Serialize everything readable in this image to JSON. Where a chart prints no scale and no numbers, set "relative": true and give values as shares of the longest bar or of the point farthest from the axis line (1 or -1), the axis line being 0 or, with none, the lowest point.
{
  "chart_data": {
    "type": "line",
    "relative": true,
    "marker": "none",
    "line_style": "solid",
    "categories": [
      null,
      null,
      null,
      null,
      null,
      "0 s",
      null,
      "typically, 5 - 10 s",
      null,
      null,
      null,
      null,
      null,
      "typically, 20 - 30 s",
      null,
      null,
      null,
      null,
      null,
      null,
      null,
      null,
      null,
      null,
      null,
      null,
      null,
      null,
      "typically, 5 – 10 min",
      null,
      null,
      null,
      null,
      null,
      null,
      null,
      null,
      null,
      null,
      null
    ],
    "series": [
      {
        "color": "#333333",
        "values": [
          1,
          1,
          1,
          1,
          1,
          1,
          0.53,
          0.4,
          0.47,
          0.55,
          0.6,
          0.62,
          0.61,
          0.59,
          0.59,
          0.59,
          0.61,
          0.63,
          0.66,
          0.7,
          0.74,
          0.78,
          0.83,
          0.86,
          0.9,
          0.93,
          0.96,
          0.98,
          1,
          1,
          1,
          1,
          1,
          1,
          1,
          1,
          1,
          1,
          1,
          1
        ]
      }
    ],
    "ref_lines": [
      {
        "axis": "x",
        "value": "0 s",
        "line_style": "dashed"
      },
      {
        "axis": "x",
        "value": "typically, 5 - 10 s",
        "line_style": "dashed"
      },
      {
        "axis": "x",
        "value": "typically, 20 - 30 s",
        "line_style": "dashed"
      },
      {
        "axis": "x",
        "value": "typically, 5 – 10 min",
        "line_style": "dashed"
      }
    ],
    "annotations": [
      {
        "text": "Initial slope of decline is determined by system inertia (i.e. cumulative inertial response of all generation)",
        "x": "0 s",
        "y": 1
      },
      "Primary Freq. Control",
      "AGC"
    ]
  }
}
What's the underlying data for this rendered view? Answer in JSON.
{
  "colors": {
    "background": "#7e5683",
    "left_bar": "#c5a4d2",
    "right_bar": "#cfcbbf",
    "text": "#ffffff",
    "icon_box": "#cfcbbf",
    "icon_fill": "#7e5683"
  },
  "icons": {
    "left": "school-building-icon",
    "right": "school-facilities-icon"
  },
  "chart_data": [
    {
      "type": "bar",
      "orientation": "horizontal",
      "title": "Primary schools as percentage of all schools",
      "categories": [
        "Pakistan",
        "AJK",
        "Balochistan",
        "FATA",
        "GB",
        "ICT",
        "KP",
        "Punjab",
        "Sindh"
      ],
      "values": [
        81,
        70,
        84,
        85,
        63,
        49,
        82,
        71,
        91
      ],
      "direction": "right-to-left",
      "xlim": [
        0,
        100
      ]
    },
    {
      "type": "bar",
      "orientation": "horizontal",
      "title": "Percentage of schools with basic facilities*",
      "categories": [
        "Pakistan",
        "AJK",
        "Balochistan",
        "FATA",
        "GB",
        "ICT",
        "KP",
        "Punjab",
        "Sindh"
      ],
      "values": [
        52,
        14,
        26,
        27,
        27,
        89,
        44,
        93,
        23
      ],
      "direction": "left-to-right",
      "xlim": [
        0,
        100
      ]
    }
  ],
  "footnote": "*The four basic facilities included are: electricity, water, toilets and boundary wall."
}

• **EXERCISE PROMPT**: Using the material above, gather every line that includes "typically".

• **EXERCISE ANSWER**:
      "typically, 5 - 10 s",
      "typically, 20 - 30 s",
      "typically, 5 – 10 min",
        "value": "typically, 5 - 10 s",
        "value": "typically, 20 - 30 s",
        "value": "typically, 5 – 10 min",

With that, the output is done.